**ASSIGNMENT:** The answer should reproduce the listing below character for character.
-- PROVIDED RECORDS follows --
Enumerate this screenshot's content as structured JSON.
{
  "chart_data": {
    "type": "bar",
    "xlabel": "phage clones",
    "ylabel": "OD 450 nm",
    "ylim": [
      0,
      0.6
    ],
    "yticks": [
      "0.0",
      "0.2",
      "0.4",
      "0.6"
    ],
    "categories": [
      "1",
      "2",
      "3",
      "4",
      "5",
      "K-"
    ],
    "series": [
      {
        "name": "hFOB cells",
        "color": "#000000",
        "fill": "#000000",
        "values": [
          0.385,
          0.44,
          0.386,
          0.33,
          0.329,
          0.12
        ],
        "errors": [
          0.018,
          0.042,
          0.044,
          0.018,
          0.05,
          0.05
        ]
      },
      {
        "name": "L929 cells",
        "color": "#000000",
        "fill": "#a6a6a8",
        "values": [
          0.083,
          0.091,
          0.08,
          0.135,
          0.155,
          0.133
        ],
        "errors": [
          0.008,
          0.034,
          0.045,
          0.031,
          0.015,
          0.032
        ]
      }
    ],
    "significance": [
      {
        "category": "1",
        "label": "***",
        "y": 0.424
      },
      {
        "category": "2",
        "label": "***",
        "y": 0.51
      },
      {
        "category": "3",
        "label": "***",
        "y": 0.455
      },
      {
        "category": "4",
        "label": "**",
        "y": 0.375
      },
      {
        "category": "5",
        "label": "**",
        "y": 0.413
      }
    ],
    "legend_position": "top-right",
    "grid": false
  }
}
-- PROVIDED RECORDS concluded --
**SOLUTION FOR THIS TASK:**
Enumerate this screenshot's content as structured JSON.
{
  "chart_data": {
    "type": "bar",
    "xlabel": "phage clones",
    "ylabel": "OD 450 nm",
    "ylim": [
      0,
      0.6
    ],
    "yticks": [
      "0.0",
      "0.2",
      "0.4",
      "0.6"
    ],
    "categories": [
      "1",
      "2",
      "3",
      "4",
      "5",
      "K-"
    ],
    "series": [
      {
        "name": "hFOB cells",
        "color": "#000000",
        "fill": "#000000",
        "values": [
          0.385,
          0.44,
          0.386,
          0.33,
          0.329,
          0.12
        ],
        "errors": [
          0.018,
          0.042,
          0.044,
          0.018,
          0.05,
          0.05
        ]
      },
      {
        "name": "L929 cells",
        "color": "#000000",
        "fill": "#a6a6a8",
        "values": [
          0.083,
          0.091,
          0.08,
          0.135,
          0.155,
          0.133
        ],
        "errors": [
          0.008,
          0.034,
          0.045,
          0.031,
          0.015,
          0.032
        ]
      }
    ],
    "significance": [
      {
        "category": "1",
        "label": "***",
        "y": 0.424
      },
      {
        "category": "2",
        "label": "***",
        "y": 0.51
      },
      {
        "category": "3",
        "label": "***",
        "y": 0.455
      },
      {
        "category": "4",
        "label": "**",
        "y": 0.375
      },
      {
        "category": "5",
        "label": "**",
        "y": 0.413
      }
    ],
    "legend_position": "top-right",
    "grid": false
  }
}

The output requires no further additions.